> Exercise requirements
Present the data once more in exactly its original form.

START Task input

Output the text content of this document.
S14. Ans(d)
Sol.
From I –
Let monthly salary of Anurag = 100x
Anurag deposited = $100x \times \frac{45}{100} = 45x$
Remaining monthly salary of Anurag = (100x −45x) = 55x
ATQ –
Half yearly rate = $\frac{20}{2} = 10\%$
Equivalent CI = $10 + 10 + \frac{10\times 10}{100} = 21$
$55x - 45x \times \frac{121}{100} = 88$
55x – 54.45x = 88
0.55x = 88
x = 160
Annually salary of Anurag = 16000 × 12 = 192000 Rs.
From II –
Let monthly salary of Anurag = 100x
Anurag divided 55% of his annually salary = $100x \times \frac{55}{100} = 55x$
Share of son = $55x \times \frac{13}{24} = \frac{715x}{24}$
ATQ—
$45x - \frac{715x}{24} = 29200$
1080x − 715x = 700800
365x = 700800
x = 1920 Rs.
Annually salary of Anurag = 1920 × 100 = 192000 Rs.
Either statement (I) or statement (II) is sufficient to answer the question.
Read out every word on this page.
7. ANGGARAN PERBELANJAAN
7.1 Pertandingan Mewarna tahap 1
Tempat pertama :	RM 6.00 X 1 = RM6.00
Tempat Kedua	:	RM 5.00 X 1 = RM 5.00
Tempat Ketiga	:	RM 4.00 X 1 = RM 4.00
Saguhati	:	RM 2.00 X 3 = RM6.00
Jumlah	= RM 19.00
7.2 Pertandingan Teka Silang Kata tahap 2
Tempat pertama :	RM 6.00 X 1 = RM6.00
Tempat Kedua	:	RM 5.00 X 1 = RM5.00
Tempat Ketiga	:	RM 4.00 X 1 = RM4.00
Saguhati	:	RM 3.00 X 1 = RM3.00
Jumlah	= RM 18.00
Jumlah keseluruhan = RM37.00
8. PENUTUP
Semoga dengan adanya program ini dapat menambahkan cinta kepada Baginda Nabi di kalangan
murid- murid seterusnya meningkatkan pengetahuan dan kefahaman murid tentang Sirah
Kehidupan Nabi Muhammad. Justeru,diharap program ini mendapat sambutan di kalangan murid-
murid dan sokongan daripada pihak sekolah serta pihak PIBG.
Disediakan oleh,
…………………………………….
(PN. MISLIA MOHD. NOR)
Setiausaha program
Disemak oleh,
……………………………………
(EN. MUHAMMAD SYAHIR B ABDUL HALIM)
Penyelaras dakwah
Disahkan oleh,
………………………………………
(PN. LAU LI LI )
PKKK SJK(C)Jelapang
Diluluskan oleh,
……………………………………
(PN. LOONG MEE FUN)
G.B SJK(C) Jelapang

END Task input

> Solution to the problem
Output the text content of this document.
S14. Ans(d)
Sol.
From I –
Let monthly salary of Anurag = 100x
Anurag deposited = $100x \times \frac{45}{100} = 45x$
Remaining monthly salary of Anurag = (100x −45x) = 55x
ATQ –
Half yearly rate = $\frac{20}{2} = 10\%$
Equivalent CI = $10 + 10 + \frac{10\times 10}{100} = 21$
$55x - 45x \times \frac{121}{100} = 88$
55x – 54.45x = 88
0.55x = 88
x = 160
Annually salary of Anurag = 16000 × 12 = 192000 Rs.
From II –
Let monthly salary of Anurag = 100x
Anurag divided 55% of his annually salary = $100x \times \frac{55}{100} = 55x$
Share of son = $55x \times \frac{13}{24} = \frac{715x}{24}$
ATQ—
$45x - \frac{715x}{24} = 29200$
1080x − 715x = 700800
365x = 700800
x = 1920 Rs.
Annually salary of Anurag = 1920 × 100 = 192000 Rs.
Either statement (I) or statement (II) is sufficient to answer the question.
Read out every word on this page.
7. ANGGARAN PERBELANJAAN
7.1 Pertandingan Mewarna tahap 1
Tempat pertama :	RM 6.00 X 1 = RM6.00
Tempat Kedua	:	RM 5.00 X 1 = RM 5.00
Tempat Ketiga	:	RM 4.00 X 1 = RM 4.00
Saguhati	:	RM 2.00 X 3 = RM6.00
Jumlah	= RM 19.00
7.2 Pertandingan Teka Silang Kata tahap 2
Tempat pertama :	RM 6.00 X 1 = RM6.00
Tempat Kedua	:	RM 5.00 X 1 = RM5.00
Tempat Ketiga	:	RM 4.00 X 1 = RM4.00
Saguhati	:	RM 3.00 X 1 = RM3.00
Jumlah	= RM 18.00
Jumlah keseluruhan = RM37.00
8. PENUTUP
Semoga dengan adanya program ini dapat menambahkan cinta kepada Baginda Nabi di kalangan
murid- murid seterusnya meningkatkan pengetahuan dan kefahaman murid tentang Sirah
Kehidupan Nabi Muhammad. Justeru,diharap program ini mendapat sambutan di kalangan murid-
murid dan sokongan daripada pihak sekolah serta pihak PIBG.
Disediakan oleh,
…………………………………….
(PN. MISLIA MOHD. NOR)
Setiausaha program
Disemak oleh,
……………………………………
(EN. MUHAMMAD SYAHIR B ABDUL HALIM)
Penyelaras dakwah
Disahkan oleh,
………………………………………
(PN. LAU LI LI )
PKKK SJK(C)Jelapang
Diluluskan oleh,
……………………………………
(PN. LOONG MEE FUN)
G.B SJK(C) Jelapang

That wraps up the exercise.